**SHORT EXERCISE**
Pull every line containing the word "Storey" from the records.

╭─ STORED DATA

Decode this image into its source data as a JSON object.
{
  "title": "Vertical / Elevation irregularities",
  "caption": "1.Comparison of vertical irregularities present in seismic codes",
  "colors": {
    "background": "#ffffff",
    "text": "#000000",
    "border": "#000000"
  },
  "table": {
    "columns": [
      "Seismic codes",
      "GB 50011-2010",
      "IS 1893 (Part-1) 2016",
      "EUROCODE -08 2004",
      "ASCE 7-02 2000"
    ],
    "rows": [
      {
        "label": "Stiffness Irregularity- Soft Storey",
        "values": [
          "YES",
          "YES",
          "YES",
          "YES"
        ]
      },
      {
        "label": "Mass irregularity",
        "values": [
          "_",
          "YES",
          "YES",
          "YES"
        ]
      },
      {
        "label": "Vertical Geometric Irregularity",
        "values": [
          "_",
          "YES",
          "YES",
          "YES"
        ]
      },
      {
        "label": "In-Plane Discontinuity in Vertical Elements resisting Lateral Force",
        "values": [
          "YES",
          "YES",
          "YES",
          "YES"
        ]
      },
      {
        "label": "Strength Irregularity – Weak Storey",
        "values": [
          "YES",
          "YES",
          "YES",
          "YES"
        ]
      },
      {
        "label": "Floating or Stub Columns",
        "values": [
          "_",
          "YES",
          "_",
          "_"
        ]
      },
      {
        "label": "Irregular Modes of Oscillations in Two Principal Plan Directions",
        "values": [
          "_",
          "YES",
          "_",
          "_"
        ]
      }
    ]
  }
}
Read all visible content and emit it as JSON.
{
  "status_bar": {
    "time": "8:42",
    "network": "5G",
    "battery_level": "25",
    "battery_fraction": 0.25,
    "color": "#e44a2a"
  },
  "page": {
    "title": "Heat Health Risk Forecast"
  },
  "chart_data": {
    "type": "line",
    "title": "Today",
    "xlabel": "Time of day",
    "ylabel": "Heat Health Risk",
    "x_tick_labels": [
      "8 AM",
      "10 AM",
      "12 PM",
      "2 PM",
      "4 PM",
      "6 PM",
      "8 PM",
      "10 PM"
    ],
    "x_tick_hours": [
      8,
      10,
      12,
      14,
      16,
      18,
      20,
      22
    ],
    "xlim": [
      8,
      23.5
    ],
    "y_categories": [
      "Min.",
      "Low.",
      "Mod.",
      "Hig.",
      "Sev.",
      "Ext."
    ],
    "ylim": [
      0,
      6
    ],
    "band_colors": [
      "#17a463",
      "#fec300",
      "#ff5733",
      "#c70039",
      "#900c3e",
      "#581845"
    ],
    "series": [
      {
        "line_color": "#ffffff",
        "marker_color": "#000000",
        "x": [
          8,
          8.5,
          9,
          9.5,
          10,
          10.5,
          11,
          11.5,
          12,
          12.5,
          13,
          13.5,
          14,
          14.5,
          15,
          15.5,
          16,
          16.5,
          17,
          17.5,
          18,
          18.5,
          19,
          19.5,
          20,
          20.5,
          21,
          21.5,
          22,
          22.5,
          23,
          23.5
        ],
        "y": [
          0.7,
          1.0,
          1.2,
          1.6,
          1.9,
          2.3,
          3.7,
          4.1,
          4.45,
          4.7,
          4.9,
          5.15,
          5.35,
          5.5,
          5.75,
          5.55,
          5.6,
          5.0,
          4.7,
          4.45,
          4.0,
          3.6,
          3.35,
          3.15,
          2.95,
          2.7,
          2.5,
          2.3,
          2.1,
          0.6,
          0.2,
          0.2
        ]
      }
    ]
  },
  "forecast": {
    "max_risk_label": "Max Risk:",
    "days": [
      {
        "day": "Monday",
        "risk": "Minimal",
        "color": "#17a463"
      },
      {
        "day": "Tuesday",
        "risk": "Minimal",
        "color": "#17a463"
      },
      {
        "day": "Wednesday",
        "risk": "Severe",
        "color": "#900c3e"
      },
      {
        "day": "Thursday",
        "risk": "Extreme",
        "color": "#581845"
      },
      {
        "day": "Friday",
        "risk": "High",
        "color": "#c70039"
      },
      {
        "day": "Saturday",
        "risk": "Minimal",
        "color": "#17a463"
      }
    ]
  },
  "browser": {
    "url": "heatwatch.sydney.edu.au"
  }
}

╰─

**RESULT FOR THIS EXERCISE**
        "label": "Stiffness Irregularity- Soft Storey",
        "label": "Strength Irregularity – Weak Storey",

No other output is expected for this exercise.